● **The request**: Only the number is wanted: count the lines that include the word "Lymphocytose".

● **The input**:
**********

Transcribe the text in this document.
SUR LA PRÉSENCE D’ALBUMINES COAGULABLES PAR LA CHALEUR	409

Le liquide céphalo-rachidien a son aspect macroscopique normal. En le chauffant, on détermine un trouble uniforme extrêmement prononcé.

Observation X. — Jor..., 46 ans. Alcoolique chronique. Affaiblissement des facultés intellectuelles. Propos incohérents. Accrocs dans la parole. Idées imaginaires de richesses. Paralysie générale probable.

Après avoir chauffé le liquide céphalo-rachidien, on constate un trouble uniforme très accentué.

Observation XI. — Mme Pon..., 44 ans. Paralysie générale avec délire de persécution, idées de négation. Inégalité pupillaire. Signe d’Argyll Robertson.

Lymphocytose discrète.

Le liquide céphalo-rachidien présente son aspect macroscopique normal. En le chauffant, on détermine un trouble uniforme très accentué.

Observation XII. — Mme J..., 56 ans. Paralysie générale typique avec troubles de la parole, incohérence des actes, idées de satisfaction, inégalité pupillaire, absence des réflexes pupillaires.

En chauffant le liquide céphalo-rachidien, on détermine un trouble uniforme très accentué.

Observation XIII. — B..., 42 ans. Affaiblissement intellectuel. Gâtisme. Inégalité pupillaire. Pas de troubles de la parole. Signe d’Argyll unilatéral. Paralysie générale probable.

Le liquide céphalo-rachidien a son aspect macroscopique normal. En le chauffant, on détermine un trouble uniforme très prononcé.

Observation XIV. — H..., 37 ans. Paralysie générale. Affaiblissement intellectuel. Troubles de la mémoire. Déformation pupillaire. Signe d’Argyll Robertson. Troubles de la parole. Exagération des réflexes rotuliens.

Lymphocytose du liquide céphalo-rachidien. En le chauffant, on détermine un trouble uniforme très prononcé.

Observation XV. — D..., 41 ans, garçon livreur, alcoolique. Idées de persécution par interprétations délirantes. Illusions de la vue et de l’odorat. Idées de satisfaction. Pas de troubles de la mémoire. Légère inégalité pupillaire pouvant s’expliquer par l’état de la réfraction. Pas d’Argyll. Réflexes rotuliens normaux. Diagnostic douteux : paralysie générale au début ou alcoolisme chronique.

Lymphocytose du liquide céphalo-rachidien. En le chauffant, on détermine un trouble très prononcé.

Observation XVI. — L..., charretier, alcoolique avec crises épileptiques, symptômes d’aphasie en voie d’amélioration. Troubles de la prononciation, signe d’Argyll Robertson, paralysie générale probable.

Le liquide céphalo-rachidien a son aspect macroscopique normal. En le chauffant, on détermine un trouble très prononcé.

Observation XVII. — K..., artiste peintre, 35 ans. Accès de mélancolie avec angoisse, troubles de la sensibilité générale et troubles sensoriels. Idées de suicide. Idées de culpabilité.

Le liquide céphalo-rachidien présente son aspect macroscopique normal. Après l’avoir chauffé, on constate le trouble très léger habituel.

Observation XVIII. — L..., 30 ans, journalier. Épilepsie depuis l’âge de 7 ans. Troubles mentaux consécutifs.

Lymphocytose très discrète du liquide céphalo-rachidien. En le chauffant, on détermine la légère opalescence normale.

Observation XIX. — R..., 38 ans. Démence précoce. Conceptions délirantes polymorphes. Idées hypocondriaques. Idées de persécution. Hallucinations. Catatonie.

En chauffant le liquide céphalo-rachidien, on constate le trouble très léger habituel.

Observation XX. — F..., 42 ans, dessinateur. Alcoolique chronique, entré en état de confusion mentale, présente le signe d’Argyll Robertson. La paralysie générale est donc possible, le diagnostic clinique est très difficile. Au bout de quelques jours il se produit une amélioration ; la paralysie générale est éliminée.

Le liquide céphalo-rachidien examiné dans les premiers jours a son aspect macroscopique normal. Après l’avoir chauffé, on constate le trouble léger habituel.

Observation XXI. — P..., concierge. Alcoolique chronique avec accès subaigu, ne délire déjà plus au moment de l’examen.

**********

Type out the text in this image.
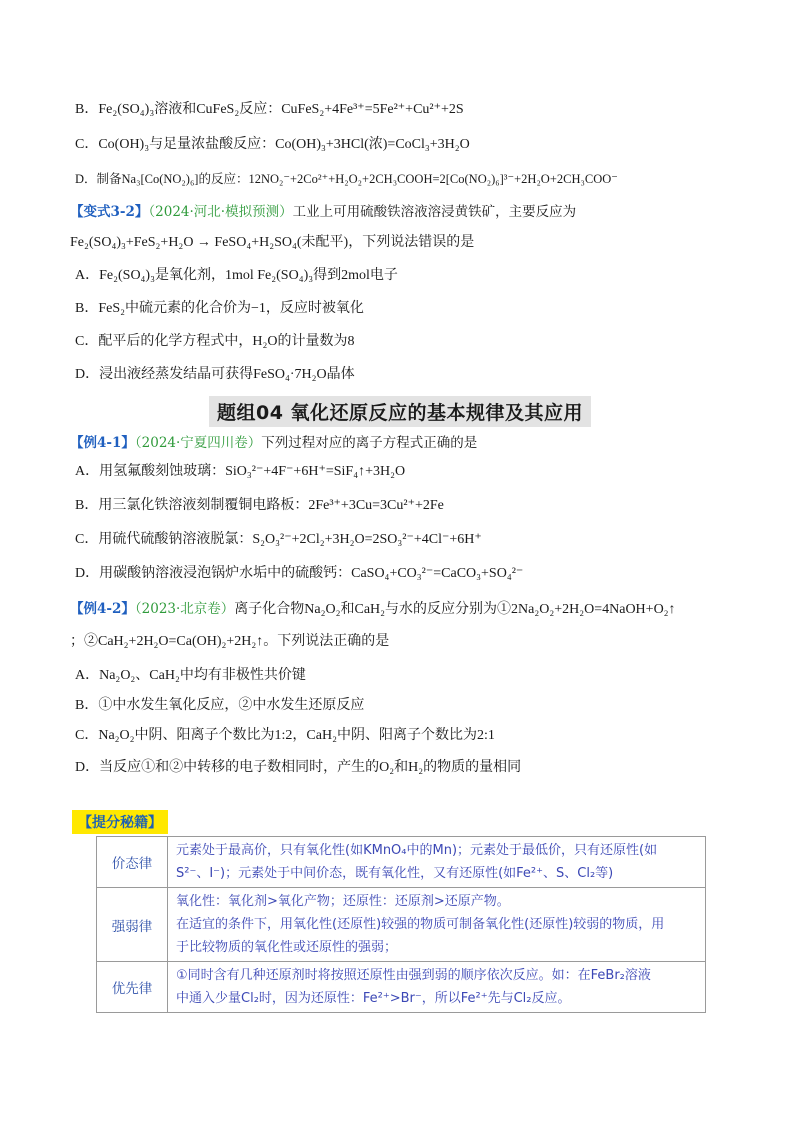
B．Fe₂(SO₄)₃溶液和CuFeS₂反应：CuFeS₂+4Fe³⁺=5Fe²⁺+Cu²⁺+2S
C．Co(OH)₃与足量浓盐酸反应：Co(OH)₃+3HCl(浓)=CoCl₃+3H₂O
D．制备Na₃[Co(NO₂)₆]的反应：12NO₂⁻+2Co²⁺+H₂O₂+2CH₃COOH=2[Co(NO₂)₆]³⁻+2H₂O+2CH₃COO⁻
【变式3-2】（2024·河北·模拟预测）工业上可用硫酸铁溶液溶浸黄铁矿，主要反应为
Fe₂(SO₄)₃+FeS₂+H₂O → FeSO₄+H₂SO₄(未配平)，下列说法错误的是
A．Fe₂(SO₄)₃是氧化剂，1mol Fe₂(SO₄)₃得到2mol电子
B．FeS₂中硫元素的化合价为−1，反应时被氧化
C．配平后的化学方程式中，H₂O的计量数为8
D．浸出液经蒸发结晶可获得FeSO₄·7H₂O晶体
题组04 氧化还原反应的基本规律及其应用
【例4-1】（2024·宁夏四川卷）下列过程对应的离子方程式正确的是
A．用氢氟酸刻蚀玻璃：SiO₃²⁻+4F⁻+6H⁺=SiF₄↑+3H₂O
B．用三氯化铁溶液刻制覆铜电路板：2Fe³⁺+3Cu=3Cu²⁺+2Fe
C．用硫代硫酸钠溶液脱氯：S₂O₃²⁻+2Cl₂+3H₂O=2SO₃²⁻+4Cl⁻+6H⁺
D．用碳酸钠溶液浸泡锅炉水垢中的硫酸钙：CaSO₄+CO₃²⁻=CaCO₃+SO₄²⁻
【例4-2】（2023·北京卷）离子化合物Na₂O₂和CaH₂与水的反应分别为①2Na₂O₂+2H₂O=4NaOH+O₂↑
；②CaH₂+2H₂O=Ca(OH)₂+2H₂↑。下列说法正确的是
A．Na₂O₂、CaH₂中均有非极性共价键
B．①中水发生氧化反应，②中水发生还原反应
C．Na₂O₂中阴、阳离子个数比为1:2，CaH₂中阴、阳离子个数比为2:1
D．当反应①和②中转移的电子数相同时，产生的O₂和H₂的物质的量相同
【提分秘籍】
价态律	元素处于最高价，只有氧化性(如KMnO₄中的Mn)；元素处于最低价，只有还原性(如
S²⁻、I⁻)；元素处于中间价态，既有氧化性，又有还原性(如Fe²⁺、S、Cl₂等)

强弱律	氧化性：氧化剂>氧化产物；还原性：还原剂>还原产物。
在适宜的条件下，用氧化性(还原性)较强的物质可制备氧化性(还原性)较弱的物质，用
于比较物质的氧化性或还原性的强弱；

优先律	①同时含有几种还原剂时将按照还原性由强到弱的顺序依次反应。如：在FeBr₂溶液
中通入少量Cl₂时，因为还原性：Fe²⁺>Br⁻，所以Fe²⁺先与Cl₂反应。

**********

● **Exercise response**: 4